▶ Written problem: Gather up the lines that contain "Angular".

※

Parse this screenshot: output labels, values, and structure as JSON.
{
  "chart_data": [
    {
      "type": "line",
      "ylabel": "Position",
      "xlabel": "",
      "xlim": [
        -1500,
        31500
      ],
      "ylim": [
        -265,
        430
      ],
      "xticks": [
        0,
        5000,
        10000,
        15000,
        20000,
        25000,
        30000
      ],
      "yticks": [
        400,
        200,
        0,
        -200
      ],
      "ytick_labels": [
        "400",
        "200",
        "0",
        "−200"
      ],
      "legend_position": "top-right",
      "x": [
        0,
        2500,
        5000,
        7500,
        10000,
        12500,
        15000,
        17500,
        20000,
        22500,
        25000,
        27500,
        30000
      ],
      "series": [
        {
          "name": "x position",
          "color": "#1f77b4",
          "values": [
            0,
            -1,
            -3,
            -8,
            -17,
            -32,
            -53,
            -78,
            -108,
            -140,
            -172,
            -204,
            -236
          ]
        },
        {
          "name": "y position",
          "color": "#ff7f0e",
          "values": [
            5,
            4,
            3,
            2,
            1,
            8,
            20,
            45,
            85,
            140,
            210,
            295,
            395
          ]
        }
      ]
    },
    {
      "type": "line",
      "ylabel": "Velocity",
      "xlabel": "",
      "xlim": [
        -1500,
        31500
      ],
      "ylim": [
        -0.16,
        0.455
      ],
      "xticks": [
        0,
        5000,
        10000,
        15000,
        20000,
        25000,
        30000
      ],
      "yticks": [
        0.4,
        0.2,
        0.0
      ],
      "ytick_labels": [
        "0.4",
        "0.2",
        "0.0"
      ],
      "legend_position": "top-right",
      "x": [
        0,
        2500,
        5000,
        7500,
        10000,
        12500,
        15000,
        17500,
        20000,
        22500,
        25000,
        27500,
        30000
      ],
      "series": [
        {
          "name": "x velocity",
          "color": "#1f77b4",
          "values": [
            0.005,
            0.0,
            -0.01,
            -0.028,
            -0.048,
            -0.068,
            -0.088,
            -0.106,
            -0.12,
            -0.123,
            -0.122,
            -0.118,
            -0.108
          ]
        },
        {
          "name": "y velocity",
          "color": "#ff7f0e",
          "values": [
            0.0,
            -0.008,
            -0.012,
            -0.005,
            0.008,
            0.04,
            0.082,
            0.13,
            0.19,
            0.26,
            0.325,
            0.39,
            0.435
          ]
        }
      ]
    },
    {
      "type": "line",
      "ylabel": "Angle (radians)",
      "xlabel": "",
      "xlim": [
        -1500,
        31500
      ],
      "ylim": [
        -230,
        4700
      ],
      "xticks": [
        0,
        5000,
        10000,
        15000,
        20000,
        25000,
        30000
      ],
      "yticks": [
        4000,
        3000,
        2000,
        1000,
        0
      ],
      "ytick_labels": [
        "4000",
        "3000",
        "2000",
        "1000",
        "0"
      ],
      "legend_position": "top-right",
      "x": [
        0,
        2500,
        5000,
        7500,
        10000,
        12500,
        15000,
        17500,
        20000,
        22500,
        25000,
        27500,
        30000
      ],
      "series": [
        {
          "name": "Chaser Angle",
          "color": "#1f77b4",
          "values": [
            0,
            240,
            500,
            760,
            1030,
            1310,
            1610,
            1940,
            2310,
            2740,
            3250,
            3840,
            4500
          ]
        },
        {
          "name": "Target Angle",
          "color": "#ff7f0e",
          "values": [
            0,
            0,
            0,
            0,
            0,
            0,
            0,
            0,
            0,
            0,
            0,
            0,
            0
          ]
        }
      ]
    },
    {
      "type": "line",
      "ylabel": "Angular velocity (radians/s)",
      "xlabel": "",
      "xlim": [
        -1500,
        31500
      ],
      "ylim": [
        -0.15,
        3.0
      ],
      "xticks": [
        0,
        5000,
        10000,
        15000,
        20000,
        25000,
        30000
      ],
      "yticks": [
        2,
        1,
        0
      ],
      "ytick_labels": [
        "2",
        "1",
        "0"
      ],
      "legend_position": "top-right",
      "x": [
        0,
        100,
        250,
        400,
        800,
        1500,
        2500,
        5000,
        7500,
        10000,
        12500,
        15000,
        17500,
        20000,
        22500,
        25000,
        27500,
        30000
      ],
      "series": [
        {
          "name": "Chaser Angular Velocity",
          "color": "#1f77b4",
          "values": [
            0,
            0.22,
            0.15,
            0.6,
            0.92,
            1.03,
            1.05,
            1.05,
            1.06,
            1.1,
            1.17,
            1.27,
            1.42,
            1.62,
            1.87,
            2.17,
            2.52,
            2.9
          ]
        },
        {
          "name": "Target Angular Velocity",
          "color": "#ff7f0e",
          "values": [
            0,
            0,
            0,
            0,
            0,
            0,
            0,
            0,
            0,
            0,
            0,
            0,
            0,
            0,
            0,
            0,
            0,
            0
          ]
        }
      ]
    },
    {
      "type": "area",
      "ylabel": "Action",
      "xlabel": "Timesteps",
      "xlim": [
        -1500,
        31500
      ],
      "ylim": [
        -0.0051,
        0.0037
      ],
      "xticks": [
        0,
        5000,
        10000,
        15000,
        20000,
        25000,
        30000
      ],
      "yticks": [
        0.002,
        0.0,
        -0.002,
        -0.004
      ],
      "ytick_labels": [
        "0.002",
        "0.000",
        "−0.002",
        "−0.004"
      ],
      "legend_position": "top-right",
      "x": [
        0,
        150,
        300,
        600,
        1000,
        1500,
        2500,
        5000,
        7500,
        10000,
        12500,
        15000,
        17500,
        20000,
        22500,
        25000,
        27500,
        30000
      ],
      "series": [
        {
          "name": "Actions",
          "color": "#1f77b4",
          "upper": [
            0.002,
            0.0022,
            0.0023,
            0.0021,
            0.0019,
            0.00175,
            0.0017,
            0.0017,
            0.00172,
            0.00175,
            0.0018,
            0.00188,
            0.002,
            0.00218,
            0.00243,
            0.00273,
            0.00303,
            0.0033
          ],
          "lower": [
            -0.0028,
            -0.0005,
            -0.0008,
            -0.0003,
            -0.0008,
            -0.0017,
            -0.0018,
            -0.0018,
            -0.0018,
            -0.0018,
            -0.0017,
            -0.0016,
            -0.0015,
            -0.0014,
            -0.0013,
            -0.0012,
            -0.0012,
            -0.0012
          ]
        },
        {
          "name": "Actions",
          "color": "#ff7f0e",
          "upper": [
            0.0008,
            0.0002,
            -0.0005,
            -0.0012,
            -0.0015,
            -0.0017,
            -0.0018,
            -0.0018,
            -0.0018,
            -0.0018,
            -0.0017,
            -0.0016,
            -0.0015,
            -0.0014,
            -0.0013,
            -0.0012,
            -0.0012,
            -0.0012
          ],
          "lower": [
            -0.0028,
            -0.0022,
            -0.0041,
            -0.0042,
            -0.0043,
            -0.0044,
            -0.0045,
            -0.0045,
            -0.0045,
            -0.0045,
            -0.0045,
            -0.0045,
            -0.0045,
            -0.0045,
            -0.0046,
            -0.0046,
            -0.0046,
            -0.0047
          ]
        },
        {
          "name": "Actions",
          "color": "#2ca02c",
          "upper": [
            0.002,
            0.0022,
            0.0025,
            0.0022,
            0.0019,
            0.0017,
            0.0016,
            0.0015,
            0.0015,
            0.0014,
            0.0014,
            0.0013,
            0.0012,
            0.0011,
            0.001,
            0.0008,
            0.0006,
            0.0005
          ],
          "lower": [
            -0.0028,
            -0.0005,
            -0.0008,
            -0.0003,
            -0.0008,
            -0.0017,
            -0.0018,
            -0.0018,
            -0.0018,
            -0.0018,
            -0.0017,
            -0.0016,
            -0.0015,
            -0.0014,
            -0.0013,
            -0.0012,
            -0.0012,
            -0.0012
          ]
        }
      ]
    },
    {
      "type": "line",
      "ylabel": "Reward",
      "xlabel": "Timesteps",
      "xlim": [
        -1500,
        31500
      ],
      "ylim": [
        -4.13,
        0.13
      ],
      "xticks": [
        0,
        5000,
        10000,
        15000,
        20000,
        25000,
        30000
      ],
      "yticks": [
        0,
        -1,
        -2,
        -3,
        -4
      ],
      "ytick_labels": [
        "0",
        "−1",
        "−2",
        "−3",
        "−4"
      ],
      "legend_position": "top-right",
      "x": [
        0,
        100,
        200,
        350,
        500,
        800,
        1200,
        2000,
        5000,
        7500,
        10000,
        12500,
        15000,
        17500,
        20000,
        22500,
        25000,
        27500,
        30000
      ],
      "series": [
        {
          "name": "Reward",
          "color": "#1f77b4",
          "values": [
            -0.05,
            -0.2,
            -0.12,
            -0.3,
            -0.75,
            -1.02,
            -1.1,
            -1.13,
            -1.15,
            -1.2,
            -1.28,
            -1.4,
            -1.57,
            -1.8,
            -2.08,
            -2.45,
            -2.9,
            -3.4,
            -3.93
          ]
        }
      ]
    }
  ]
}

※

▶ Reply:
      "ylabel": "Angular velocity (radians/s)",
          "name": "Chaser Angular Velocity",
          "name": "Target Angular Velocity",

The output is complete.